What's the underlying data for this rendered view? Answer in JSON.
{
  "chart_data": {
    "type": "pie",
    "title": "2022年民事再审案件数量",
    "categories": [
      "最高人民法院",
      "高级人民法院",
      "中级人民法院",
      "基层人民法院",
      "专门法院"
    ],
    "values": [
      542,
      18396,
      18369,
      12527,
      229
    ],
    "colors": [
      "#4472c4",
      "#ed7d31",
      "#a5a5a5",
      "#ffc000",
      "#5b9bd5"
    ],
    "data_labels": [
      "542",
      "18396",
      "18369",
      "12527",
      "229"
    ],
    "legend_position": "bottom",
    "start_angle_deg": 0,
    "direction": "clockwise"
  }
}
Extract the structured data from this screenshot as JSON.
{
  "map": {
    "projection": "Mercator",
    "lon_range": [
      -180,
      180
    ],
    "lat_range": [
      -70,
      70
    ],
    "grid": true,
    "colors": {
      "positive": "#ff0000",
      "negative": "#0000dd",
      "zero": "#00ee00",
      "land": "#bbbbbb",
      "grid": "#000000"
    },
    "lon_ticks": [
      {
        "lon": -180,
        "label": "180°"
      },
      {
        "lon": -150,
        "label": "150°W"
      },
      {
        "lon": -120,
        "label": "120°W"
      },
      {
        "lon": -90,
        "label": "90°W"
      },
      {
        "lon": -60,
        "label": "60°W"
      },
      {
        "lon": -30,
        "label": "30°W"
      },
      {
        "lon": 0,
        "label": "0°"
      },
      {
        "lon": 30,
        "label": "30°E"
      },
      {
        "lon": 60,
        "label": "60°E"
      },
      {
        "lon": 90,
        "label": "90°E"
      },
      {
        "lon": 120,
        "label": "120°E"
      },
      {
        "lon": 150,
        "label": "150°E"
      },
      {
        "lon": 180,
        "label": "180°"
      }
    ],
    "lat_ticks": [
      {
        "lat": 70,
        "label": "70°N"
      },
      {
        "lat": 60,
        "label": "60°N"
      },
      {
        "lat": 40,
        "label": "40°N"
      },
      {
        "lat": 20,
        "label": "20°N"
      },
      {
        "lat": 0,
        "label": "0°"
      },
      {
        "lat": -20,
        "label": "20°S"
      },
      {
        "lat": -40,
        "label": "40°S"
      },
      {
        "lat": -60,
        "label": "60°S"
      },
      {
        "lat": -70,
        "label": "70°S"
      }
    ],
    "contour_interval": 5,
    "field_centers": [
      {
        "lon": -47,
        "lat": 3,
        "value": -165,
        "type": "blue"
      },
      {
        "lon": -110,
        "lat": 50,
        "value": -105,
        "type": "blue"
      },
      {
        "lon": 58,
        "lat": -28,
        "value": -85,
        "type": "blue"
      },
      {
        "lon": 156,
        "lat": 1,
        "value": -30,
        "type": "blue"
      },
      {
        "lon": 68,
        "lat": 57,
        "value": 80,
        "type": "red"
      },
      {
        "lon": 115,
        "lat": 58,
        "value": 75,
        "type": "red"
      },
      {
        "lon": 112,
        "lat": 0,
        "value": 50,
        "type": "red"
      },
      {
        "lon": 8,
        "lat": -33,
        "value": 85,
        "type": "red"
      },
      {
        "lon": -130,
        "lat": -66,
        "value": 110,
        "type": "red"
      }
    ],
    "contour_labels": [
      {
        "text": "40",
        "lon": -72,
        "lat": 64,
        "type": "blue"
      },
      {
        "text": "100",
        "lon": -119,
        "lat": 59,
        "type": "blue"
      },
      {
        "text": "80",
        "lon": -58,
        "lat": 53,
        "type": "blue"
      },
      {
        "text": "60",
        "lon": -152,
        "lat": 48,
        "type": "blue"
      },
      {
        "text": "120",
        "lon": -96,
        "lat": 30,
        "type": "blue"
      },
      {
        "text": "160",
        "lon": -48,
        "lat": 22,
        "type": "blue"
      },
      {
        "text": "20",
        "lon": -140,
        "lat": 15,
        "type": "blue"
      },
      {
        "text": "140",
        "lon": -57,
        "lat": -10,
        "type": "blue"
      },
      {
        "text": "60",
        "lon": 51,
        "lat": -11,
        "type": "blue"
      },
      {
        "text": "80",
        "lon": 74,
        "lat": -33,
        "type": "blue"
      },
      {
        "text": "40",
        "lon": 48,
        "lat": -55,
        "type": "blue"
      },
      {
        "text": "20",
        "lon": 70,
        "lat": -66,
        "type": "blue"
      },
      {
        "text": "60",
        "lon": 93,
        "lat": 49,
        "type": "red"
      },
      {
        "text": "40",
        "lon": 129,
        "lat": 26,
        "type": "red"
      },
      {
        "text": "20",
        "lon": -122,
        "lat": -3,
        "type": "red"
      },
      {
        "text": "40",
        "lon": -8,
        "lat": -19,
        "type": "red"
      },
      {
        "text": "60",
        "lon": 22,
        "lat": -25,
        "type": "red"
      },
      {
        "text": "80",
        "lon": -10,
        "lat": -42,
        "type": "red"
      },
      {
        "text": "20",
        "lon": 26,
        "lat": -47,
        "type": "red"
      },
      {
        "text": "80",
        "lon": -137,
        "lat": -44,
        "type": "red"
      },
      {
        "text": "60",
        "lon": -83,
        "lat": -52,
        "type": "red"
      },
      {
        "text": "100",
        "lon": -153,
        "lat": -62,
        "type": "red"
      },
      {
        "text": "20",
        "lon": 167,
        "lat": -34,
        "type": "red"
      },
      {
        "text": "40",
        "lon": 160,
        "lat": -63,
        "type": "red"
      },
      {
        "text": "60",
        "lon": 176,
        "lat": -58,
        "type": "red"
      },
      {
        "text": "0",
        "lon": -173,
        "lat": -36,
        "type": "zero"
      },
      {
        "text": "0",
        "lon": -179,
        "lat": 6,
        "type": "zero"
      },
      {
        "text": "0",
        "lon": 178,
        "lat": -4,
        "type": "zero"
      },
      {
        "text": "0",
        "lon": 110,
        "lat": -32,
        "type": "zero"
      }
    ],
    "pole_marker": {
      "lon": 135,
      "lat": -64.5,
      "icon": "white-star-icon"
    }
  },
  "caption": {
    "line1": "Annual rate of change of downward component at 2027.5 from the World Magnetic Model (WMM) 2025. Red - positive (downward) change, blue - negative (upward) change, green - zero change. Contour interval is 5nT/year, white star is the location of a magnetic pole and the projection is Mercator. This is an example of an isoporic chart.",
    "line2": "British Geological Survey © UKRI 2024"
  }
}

□ □ □

Exercise details
Copy each line of the listing that contains the string "from".

Exercise response
Extract the structured data from this screenshot as JSON.
    "line1": "Annual rate of change of downward component at 2027.5 from the World Magnetic Model (WMM) 2025. Red - positive (downward) change, blue - negative (upward) change, green - zero change. Contour interval is 5nT/year, white star is the location of a magnetic pole and the projection is Mercator. This is an example of an isoporic chart.",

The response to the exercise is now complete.